Return all lines below containing the word "title".

## Material provided
____
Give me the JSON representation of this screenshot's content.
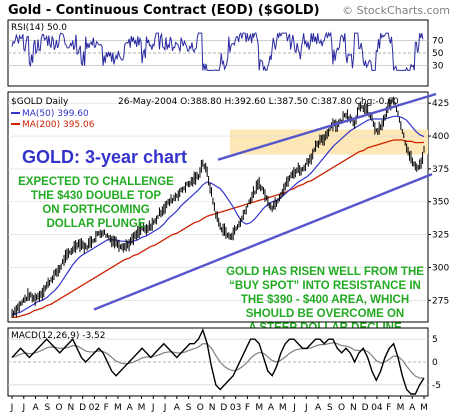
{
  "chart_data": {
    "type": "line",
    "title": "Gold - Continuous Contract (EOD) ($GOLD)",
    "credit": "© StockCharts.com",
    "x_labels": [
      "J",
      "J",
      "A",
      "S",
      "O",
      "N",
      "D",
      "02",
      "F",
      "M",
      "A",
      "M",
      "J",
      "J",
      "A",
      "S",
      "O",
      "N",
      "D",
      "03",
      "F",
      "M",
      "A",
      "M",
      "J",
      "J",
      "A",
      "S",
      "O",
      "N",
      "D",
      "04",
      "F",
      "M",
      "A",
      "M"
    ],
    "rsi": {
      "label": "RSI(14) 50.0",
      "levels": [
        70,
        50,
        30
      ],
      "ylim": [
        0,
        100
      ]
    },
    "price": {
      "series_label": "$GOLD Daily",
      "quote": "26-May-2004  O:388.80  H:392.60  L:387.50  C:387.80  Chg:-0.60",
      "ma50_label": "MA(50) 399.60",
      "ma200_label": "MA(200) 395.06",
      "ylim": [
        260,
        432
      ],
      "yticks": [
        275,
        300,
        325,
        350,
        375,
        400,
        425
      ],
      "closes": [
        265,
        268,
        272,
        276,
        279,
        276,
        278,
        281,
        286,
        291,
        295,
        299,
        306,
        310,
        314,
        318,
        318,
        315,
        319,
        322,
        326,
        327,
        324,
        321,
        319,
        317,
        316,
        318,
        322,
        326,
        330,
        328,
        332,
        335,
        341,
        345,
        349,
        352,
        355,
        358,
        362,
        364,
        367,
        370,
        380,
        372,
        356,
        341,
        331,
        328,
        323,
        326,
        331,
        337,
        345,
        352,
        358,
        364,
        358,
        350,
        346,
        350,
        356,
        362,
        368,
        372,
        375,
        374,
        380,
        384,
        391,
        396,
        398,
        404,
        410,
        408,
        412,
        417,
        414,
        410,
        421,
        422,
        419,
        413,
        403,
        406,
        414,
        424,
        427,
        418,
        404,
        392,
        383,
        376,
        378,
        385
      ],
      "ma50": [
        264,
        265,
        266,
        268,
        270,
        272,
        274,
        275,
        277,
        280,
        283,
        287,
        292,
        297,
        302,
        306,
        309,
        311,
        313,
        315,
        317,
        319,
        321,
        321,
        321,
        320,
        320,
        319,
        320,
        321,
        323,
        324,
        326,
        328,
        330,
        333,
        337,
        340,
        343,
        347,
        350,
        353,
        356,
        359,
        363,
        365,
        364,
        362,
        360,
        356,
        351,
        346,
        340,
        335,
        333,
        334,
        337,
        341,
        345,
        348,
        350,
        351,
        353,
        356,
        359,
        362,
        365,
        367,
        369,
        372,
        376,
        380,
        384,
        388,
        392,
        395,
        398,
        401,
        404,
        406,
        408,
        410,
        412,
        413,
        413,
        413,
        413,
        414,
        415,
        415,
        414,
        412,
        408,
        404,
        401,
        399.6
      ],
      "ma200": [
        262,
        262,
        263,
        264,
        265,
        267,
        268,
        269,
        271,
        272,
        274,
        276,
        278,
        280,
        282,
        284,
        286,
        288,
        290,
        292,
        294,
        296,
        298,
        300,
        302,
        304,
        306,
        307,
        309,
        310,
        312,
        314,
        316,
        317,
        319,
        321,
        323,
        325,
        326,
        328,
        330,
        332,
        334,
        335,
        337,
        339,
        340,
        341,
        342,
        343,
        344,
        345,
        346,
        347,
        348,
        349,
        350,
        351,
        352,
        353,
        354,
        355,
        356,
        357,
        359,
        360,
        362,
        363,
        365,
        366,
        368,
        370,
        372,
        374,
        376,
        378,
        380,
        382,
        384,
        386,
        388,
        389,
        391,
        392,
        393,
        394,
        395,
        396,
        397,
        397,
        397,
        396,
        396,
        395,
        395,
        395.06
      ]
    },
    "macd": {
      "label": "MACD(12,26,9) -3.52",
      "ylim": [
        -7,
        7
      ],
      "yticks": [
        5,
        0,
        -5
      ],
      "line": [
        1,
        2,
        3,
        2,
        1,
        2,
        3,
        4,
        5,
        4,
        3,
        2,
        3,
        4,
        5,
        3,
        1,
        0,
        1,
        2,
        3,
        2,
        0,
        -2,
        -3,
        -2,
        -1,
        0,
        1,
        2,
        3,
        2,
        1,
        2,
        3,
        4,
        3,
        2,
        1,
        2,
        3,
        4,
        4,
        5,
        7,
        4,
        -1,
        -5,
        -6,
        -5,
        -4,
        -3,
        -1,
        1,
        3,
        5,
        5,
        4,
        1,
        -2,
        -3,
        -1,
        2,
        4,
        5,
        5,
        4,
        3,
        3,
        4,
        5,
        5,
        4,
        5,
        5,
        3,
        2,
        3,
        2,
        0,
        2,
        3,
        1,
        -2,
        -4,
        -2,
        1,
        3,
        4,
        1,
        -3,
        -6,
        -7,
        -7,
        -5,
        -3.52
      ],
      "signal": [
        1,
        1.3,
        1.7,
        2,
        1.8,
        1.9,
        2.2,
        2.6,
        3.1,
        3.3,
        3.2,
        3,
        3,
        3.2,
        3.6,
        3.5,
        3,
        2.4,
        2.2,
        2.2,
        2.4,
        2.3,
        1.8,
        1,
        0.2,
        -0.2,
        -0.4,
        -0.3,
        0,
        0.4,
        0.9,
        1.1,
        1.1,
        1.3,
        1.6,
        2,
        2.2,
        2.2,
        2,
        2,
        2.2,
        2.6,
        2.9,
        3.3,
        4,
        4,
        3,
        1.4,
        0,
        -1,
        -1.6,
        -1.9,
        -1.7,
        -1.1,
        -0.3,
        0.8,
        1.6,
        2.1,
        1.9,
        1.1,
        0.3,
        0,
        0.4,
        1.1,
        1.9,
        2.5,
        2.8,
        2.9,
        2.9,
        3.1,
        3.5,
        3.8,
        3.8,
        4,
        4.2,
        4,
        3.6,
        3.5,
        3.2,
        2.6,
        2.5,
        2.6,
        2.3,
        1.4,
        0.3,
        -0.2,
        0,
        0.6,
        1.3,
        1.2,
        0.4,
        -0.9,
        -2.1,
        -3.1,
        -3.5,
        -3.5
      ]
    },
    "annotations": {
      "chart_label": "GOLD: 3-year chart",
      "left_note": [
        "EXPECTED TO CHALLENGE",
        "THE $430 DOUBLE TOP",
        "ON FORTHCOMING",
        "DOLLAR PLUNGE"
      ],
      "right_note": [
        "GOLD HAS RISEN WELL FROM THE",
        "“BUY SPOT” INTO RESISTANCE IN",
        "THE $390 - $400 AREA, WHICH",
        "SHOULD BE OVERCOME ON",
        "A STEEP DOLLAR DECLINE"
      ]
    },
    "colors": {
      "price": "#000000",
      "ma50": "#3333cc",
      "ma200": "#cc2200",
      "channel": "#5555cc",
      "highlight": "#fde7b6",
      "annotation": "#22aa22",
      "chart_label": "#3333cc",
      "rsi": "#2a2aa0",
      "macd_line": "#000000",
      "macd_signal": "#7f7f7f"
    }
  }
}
____
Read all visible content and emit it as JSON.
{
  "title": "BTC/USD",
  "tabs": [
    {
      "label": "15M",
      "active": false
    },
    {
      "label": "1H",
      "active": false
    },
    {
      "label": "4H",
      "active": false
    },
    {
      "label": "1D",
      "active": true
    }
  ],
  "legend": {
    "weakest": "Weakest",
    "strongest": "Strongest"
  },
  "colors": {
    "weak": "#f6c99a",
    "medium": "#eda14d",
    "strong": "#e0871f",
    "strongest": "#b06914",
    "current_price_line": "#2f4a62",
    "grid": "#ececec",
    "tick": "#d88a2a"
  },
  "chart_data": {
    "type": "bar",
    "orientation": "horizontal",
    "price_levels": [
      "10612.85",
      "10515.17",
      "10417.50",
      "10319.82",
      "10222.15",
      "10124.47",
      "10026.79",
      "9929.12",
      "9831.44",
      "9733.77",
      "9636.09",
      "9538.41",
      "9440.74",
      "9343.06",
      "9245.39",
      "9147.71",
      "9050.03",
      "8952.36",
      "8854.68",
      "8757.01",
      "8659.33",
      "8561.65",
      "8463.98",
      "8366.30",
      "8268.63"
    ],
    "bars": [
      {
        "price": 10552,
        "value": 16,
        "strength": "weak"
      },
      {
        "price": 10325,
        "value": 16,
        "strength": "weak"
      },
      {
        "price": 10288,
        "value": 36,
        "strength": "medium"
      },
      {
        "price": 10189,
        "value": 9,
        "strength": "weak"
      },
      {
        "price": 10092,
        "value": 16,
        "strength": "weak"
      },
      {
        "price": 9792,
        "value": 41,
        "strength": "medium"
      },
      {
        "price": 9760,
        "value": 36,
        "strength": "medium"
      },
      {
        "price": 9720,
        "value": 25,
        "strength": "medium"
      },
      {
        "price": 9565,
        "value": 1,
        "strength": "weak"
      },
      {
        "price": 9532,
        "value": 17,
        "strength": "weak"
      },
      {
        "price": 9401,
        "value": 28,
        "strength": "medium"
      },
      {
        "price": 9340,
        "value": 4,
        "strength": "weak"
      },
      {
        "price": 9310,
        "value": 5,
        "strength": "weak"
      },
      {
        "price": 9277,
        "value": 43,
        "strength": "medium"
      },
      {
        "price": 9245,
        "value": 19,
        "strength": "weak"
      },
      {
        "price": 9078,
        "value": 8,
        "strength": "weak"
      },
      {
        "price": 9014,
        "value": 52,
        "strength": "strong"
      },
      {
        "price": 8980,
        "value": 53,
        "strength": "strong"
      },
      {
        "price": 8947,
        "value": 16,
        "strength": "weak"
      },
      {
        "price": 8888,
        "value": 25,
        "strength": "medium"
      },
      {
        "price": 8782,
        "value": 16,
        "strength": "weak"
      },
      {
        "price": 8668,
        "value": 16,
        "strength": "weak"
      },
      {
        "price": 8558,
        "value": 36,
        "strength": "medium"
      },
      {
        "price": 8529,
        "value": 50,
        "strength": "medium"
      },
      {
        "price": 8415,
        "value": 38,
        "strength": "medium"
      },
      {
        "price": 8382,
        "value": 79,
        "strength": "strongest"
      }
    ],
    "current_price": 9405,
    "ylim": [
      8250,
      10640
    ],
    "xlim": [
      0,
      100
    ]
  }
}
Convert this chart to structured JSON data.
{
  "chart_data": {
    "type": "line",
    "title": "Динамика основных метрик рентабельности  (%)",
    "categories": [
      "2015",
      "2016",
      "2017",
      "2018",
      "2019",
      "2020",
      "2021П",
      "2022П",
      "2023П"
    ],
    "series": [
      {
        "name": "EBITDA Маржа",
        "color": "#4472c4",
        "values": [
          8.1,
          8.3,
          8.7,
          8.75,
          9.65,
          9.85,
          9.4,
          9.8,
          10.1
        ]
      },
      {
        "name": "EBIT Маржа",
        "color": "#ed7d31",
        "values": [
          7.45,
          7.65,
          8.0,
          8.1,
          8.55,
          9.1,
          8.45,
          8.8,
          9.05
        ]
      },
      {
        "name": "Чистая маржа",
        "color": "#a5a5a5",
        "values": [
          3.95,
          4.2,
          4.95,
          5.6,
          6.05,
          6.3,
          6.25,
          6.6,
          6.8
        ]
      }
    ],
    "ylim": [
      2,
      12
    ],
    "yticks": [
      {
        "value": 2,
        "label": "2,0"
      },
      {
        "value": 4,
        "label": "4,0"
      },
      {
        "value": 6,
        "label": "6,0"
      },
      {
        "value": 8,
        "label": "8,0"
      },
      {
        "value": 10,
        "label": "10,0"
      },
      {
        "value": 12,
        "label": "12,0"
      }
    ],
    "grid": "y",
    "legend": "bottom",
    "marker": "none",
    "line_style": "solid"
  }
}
____
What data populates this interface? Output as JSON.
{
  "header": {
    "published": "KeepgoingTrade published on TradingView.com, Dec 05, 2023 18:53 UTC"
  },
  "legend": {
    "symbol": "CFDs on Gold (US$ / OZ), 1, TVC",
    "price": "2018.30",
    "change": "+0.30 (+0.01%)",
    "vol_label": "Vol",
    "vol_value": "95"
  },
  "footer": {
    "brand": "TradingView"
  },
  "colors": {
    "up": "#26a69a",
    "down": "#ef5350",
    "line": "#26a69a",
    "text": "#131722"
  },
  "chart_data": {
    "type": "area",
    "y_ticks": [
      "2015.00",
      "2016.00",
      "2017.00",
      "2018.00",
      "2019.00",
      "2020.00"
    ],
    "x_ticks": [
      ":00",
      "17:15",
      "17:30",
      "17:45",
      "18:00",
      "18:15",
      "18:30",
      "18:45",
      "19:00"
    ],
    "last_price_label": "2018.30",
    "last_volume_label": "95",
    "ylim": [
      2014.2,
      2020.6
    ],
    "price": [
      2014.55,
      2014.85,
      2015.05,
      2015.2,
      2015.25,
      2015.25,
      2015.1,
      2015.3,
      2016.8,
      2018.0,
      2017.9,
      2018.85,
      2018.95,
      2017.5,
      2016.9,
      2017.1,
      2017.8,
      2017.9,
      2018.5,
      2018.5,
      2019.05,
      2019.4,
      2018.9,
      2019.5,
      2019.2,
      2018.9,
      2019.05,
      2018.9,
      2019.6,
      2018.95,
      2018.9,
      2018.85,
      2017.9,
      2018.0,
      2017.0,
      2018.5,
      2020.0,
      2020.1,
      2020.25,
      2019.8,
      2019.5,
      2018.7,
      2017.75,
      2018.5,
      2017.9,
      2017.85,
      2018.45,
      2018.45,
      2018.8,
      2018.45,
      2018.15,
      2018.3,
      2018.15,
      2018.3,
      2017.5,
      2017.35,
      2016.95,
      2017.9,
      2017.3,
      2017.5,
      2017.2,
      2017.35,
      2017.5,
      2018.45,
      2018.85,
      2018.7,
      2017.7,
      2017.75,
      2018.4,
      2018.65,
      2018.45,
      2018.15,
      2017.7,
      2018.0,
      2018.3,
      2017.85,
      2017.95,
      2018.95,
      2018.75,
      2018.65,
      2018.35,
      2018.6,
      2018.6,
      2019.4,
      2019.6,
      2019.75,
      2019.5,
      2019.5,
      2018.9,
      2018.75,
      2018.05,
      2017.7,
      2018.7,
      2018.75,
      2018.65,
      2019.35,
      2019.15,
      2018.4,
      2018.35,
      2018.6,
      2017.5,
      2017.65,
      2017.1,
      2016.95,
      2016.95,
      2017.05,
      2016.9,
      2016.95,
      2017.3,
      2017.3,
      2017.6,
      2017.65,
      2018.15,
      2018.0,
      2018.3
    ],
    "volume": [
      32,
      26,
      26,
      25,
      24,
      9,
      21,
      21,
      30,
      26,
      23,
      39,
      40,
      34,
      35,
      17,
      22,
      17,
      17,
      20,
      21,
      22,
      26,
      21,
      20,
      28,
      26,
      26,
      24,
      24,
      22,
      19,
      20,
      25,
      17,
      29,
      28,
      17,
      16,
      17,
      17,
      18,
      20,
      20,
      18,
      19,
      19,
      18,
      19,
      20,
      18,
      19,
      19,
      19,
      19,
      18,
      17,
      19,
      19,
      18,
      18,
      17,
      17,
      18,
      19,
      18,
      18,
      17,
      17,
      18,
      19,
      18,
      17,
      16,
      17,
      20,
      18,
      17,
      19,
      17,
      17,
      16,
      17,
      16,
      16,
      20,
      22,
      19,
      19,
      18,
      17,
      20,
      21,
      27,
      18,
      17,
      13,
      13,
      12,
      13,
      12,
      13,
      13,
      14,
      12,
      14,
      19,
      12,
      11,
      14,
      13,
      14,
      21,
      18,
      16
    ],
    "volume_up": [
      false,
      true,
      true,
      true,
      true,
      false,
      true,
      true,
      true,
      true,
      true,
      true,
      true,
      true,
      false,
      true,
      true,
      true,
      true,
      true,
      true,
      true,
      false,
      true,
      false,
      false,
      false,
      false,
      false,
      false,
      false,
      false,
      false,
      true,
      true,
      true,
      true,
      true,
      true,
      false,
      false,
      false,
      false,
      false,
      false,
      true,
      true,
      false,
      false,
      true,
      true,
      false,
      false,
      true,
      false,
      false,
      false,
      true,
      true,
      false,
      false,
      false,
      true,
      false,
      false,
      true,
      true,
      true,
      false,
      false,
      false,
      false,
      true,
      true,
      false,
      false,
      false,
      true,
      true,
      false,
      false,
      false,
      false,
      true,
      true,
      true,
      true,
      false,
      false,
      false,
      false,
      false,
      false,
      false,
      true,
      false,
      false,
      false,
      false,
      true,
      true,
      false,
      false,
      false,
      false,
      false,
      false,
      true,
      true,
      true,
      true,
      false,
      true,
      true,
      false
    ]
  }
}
____
## Exercise output
    "title": "Gold - Continuous Contract (EOD) ($GOLD)",
  "title": "BTC/USD",
    "title": "Динамика основных метрик рентабельности  (%)",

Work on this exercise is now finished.